Among the entries that follow, find every line with the word "föreslås" and list it.

#### Data extracts ####

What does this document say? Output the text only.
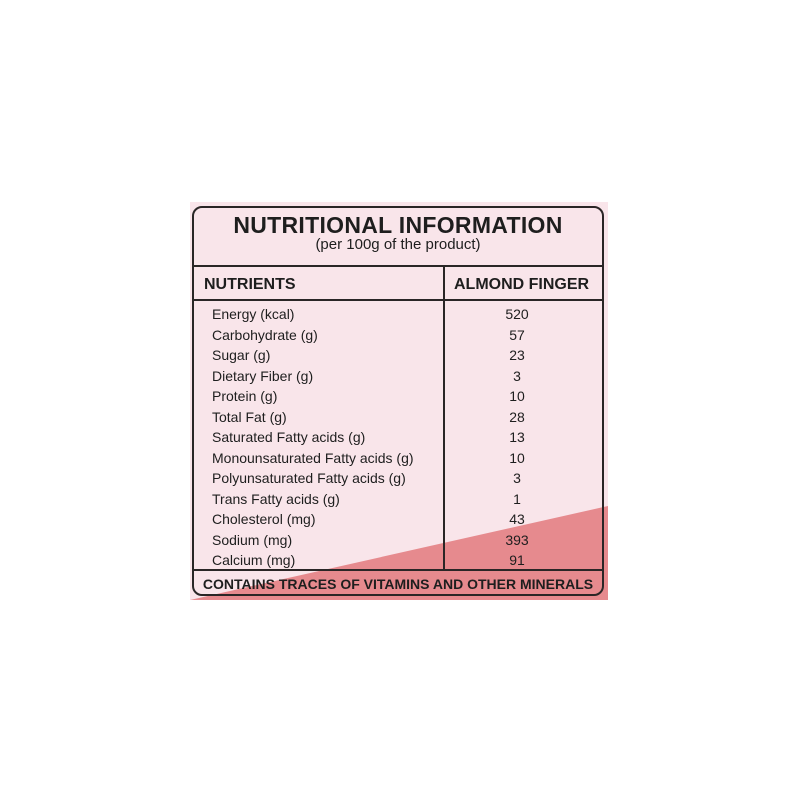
NUTRITIONAL INFORMATION
(per 100g of the product)
NUTRIENTS	ALMOND FINGER
Energy (kcal)	520
Carbohydrate (g)	57
Sugar (g)	23
Dietary Fiber (g)	3
Protein (g)	10
Total Fat (g)	28
Saturated Fatty acids (g)	13
Monounsaturated Fatty acids (g)	10
Polyunsaturated Fatty acids (g)	3
Trans Fatty acids (g)	1
Cholesterol (mg)	43
Sodium (mg)	393
Calcium (mg)	91
CONTAINS TRACES OF VITAMINS AND OTHER MINERALS
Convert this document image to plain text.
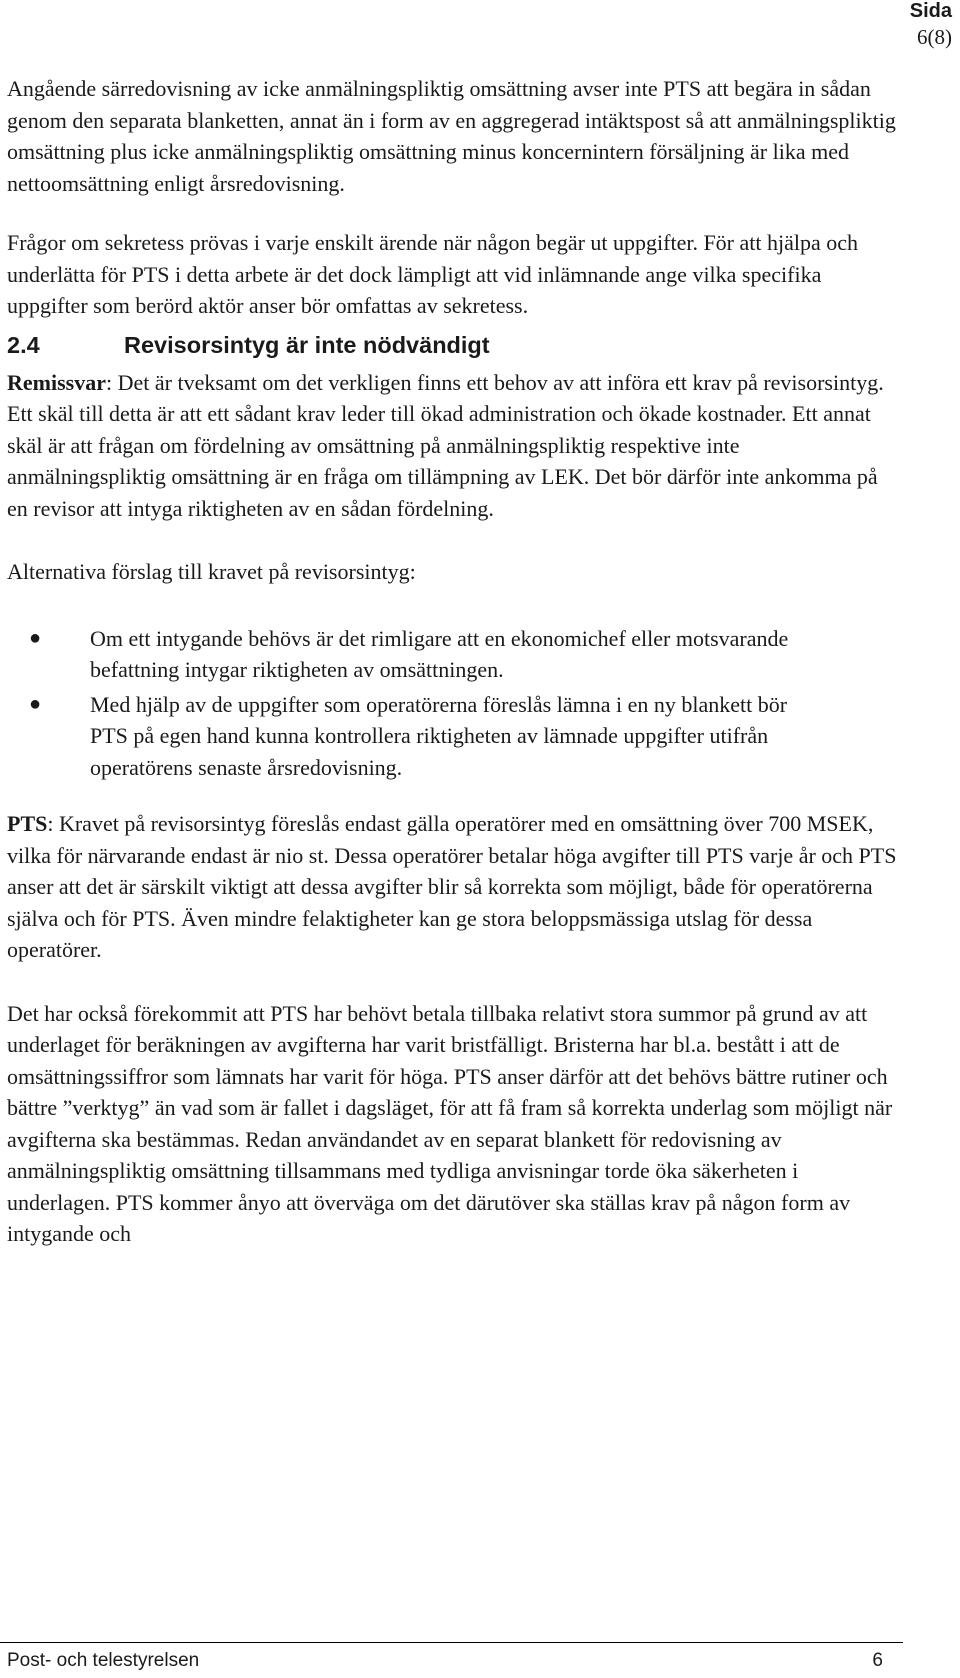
Sida
6(8)

Angående särredovisning av icke anmälningspliktig omsättning avser inte PTS att begära in sådan genom den separata blanketten, annat än i form av en aggregerad intäktspost så att anmälningspliktig omsättning plus icke anmälningspliktig omsättning minus koncernintern försäljning är lika med nettoomsättning enligt årsredovisning.

Frågor om sekretess prövas i varje enskilt ärende när någon begär ut uppgifter. För att hjälpa och underlätta för PTS i detta arbete är det dock lämpligt att vid inlämnande ange vilka specifika uppgifter som berörd aktör anser bör omfattas av sekretess.

2.4	Revisorsintyg är inte nödvändigt

Remissvar: Det är tveksamt om det verkligen finns ett behov av att införa ett krav på revisorsintyg. Ett skäl till detta är att ett sådant krav leder till ökad administration och ökade kostnader. Ett annat skäl är att frågan om fördelning av omsättning på anmälningspliktig respektive inte anmälningspliktig omsättning är en fråga om tillämpning av LEK. Det bör därför inte ankomma på en revisor att intyga riktigheten av en sådan fördelning.

Alternativa förslag till kravet på revisorsintyg:

●	Om ett intygande behövs är det rimligare att en ekonomichef eller motsvarande befattning intygar riktigheten av omsättningen.
●	Med hjälp av de uppgifter som operatörerna föreslås lämna i en ny blankett bör PTS på egen hand kunna kontrollera riktigheten av lämnade uppgifter utifrån operatörens senaste årsredovisning.

PTS: Kravet på revisorsintyg föreslås endast gälla operatörer med en omsättning över 700 MSEK, vilka för närvarande endast är nio st. Dessa operatörer betalar höga avgifter till PTS varje år och PTS anser att det är särskilt viktigt att dessa avgifter blir så korrekta som möjligt, både för operatörerna själva och för PTS. Även mindre felaktigheter kan ge stora beloppsmässiga utslag för dessa operatörer.

Det har också förekommit att PTS har behövt betala tillbaka relativt stora summor på grund av att underlaget för beräkningen av avgifterna har varit bristfälligt. Bristerna har bl.a. bestått i att de omsättningssiffror som lämnats har varit för höga. PTS anser därför att det behövs bättre rutiner och bättre ”verktyg” än vad som är fallet i dagsläget, för att få fram så korrekta underlag som möjligt när avgifterna ska bestämmas. Redan användandet av en separat blankett för redovisning av anmälningspliktig omsättning tillsammans med tydliga anvisningar torde öka säkerheten i underlagen. PTS kommer ånyo att överväga om det därutöver ska ställas krav på någon form av intygande och

Post- och telestyrelsen	6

####

▶ [Result of the exercise]:
●	Med hjälp av de uppgifter som operatörerna föreslås lämna i en ny blankett bör PTS på egen hand kunna kontrollera riktigheten av lämnade uppgifter utifrån operatörens senaste årsredovisning.
PTS: Kravet på revisorsintyg föreslås endast gälla operatörer med en omsättning över 700 MSEK, vilka för närvarande endast är nio st. Dessa operatörer betalar höga avgifter till PTS varje år och PTS anser att det är särskilt viktigt att dessa avgifter blir så korrekta som möjligt, både för operatörerna själva och för PTS. Även mindre felaktigheter kan ge stora beloppsmässiga utslag för dessa operatörer.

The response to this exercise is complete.